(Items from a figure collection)
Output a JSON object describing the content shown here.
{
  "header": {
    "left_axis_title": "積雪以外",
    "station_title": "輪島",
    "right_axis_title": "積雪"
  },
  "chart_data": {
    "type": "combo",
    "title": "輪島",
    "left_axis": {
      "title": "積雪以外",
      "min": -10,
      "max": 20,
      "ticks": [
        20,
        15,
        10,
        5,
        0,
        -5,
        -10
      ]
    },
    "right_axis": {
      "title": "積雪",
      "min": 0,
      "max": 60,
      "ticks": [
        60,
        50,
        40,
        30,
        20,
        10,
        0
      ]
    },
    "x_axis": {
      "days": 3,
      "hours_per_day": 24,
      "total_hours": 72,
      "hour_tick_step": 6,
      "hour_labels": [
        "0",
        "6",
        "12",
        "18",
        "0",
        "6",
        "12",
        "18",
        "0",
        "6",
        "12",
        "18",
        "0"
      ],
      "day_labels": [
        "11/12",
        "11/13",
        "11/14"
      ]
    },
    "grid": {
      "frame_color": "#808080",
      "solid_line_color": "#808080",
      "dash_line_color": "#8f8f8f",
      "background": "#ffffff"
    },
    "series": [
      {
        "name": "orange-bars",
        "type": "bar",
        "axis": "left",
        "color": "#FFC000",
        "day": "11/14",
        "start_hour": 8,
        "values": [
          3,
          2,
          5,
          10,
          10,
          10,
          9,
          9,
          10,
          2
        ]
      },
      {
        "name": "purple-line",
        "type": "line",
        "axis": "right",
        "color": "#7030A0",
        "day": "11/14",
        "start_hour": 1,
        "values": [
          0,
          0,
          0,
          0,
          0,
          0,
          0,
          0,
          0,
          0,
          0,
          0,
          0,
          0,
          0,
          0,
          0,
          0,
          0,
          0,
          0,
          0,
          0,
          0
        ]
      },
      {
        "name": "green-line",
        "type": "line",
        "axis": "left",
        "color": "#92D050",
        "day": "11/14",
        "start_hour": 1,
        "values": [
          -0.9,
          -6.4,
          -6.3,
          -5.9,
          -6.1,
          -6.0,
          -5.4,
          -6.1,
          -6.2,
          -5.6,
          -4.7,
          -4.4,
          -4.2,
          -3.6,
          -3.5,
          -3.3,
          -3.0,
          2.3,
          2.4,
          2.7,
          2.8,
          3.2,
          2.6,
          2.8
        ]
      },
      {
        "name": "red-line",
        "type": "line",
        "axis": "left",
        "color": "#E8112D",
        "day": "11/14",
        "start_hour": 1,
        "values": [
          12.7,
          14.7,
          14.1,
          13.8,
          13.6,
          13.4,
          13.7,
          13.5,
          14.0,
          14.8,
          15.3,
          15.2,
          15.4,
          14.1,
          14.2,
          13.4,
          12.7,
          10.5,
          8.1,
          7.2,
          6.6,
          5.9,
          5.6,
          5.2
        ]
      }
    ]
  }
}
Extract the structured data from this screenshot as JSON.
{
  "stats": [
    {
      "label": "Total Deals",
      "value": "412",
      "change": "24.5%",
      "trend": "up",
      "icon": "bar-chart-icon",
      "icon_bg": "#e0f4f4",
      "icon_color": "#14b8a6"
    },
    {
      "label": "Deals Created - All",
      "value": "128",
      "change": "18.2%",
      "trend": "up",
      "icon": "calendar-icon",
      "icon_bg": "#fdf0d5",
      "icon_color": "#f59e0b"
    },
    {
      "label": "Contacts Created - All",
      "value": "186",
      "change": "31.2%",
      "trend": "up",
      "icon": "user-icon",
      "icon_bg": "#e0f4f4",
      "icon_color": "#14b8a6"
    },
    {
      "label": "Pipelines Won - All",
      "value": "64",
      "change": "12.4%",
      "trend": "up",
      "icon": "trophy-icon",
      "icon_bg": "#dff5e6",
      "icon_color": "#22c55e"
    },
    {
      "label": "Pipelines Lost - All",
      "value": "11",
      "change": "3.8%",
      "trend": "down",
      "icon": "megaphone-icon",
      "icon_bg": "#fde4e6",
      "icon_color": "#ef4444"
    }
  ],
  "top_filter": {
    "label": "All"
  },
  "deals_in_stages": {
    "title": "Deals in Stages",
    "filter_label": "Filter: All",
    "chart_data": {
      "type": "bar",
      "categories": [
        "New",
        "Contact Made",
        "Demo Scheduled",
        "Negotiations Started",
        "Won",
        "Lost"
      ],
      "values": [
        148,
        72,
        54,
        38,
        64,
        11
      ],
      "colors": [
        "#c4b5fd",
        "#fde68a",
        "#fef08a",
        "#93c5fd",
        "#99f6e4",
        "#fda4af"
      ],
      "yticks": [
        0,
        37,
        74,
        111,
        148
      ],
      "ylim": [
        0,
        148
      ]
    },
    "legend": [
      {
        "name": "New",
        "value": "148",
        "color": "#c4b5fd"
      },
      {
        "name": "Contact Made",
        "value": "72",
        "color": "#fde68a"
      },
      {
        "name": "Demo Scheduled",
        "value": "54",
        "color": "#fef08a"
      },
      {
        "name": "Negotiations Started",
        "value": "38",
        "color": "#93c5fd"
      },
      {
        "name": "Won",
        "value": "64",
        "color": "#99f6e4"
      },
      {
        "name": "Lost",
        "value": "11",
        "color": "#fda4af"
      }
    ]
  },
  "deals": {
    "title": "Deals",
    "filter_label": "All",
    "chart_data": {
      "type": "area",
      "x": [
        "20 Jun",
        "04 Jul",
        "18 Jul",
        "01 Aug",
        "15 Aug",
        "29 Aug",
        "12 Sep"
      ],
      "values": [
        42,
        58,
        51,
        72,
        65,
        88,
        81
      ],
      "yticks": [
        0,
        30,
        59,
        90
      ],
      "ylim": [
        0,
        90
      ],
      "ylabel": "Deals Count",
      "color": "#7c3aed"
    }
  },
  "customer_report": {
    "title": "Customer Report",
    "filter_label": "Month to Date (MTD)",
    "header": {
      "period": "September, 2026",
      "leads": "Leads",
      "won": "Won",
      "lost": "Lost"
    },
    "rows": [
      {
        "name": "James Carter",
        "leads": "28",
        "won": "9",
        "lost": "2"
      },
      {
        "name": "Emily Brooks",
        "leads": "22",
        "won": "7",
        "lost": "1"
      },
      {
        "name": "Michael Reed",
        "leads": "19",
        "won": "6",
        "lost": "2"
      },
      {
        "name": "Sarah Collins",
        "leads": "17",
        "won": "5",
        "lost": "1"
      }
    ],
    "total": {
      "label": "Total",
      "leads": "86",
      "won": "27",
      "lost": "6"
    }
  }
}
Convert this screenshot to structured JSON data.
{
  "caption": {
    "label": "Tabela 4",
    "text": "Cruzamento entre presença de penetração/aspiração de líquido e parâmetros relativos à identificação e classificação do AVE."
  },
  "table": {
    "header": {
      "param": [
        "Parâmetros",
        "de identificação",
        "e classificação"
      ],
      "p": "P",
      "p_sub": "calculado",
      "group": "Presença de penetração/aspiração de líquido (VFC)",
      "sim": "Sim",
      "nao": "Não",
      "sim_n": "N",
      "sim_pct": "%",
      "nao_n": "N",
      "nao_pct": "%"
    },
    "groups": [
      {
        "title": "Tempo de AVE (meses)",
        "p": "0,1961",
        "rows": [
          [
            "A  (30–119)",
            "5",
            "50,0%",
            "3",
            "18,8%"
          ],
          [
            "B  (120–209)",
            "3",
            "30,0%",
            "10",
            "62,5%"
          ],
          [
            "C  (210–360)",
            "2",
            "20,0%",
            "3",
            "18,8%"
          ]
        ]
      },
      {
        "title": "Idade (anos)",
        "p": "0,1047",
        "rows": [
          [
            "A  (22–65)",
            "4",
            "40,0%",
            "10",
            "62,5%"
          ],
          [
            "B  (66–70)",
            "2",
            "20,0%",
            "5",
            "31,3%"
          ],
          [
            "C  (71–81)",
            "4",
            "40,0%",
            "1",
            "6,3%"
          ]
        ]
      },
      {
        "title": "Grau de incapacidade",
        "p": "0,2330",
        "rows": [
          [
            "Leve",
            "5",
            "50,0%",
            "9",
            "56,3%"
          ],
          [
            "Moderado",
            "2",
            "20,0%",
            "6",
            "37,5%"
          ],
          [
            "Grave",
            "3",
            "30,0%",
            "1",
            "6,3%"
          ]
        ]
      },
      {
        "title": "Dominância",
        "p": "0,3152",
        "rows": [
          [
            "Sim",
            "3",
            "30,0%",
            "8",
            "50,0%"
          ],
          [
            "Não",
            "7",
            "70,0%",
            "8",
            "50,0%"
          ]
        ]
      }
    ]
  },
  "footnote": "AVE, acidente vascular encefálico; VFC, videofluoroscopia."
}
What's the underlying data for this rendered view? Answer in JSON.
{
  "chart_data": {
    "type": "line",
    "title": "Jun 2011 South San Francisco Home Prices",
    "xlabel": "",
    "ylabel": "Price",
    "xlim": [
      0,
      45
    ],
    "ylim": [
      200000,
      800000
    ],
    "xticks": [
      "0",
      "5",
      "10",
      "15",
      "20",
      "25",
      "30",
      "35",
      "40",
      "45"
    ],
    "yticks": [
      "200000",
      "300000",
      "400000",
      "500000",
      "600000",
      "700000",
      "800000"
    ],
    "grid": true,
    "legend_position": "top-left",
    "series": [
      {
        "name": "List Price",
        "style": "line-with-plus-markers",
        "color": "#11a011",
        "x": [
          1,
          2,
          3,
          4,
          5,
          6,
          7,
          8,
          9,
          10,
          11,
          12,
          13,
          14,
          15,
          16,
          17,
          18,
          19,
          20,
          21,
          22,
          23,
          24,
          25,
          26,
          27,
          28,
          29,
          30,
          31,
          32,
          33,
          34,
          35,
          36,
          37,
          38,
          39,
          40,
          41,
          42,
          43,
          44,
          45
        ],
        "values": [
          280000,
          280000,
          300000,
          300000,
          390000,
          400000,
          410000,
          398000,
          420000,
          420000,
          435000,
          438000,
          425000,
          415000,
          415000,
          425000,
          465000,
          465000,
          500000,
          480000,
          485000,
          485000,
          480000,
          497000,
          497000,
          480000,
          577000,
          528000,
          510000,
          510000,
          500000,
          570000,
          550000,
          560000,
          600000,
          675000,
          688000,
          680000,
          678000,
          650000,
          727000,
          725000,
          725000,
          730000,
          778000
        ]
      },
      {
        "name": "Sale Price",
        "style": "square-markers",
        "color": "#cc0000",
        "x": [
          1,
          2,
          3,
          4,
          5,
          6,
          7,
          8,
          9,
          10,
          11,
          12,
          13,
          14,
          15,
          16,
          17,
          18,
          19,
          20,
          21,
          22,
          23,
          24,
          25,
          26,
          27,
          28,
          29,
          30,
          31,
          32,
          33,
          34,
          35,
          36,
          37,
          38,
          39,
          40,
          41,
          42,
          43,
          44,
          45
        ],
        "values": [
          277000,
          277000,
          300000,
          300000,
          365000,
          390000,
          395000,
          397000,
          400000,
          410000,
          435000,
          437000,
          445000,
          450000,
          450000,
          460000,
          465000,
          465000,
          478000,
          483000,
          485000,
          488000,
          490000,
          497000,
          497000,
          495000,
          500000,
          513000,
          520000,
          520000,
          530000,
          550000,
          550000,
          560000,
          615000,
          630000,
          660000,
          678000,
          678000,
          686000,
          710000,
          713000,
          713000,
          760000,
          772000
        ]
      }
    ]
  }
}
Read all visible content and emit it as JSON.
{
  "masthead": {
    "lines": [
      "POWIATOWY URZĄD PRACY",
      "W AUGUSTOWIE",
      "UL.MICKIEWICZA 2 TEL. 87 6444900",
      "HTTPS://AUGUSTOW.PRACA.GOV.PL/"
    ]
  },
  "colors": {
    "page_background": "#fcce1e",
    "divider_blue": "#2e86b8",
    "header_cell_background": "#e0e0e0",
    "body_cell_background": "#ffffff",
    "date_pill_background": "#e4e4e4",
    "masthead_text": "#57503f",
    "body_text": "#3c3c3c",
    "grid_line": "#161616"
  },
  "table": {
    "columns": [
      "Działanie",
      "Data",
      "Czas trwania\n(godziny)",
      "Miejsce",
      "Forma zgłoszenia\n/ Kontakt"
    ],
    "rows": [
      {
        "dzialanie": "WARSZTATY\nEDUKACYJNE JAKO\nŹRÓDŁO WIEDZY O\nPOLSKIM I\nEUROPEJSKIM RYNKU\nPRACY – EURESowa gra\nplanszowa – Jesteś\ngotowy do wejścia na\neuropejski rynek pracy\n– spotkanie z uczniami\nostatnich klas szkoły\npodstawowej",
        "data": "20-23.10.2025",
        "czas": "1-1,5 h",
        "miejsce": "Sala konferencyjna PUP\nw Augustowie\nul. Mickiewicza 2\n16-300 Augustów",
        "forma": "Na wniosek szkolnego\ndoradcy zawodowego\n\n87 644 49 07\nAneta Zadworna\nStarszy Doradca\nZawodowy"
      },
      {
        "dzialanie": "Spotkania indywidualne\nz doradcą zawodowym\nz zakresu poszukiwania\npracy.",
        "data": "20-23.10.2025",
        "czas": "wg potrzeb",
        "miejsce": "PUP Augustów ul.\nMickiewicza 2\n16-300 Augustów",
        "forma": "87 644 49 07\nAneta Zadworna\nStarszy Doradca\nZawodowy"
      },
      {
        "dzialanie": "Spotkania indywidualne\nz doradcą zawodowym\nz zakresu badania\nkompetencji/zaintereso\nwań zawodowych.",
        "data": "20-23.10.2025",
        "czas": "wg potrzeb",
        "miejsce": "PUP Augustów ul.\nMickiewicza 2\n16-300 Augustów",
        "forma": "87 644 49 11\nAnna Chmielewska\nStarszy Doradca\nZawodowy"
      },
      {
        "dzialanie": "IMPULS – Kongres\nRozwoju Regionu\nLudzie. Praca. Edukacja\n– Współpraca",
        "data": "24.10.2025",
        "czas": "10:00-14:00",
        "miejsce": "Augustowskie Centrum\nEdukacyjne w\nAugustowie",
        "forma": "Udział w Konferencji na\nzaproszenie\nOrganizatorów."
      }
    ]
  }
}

● Objective: List all lines in the material containing the string "nZawodowy".

● The reply:
        "forma": "Na wniosek szkolnego\ndoradcy zawodowego\n\n87 644 49 07\nAneta Zadworna\nStarszy Doradca\nZawodowy"
        "forma": "87 644 49 07\nAneta Zadworna\nStarszy Doradca\nZawodowy"
        "forma": "87 644 49 11\nAnna Chmielewska\nStarszy Doradca\nZawodowy"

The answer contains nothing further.